-- start of Input --
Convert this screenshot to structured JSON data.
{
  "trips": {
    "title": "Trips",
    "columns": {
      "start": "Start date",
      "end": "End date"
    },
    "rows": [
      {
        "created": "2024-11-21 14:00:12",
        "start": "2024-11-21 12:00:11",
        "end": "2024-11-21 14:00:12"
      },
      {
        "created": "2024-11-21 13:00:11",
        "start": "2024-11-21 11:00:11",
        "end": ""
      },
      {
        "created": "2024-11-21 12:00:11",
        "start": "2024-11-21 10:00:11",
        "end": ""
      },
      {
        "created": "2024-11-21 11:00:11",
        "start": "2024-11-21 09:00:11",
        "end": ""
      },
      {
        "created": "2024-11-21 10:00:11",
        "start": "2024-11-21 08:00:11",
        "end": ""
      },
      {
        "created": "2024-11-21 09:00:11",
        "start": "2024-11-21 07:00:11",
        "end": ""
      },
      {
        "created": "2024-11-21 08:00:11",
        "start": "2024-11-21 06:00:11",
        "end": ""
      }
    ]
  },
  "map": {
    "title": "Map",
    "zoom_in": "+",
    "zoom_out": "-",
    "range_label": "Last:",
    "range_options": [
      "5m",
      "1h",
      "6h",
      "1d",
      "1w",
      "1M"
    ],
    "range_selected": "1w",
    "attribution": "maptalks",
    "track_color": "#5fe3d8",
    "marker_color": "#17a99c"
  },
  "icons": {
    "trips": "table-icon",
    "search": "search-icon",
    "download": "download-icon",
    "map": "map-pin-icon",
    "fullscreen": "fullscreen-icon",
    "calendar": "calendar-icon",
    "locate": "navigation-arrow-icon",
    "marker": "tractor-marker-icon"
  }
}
-- end of Input --
- **Goal**: Write the data back out verbatim.

- **Correct answer**:
Convert this screenshot to structured JSON data.
{
  "trips": {
    "title": "Trips",
    "columns": {
      "start": "Start date",
      "end": "End date"
    },
    "rows": [
      {
        "created": "2024-11-21 14:00:12",
        "start": "2024-11-21 12:00:11",
        "end": "2024-11-21 14:00:12"
      },
      {
        "created": "2024-11-21 13:00:11",
        "start": "2024-11-21 11:00:11",
        "end": ""
      },
      {
        "created": "2024-11-21 12:00:11",
        "start": "2024-11-21 10:00:11",
        "end": ""
      },
      {
        "created": "2024-11-21 11:00:11",
        "start": "2024-11-21 09:00:11",
        "end": ""
      },
      {
        "created": "2024-11-21 10:00:11",
        "start": "2024-11-21 08:00:11",
        "end": ""
      },
      {
        "created": "2024-11-21 09:00:11",
        "start": "2024-11-21 07:00:11",
        "end": ""
      },
      {
        "created": "2024-11-21 08:00:11",
        "start": "2024-11-21 06:00:11",
        "end": ""
      }
    ]
  },
  "map": {
    "title": "Map",
    "zoom_in": "+",
    "zoom_out": "-",
    "range_label": "Last:",
    "range_options": [
      "5m",
      "1h",
      "6h",
      "1d",
      "1w",
      "1M"
    ],
    "range_selected": "1w",
    "attribution": "maptalks",
    "track_color": "#5fe3d8",
    "marker_color": "#17a99c"
  },
  "icons": {
    "trips": "table-icon",
    "search": "search-icon",
    "download": "download-icon",
    "map": "map-pin-icon",
    "fullscreen": "fullscreen-icon",
    "calendar": "calendar-icon",
    "locate": "navigation-arrow-icon",
    "marker": "tractor-marker-icon"
  }
}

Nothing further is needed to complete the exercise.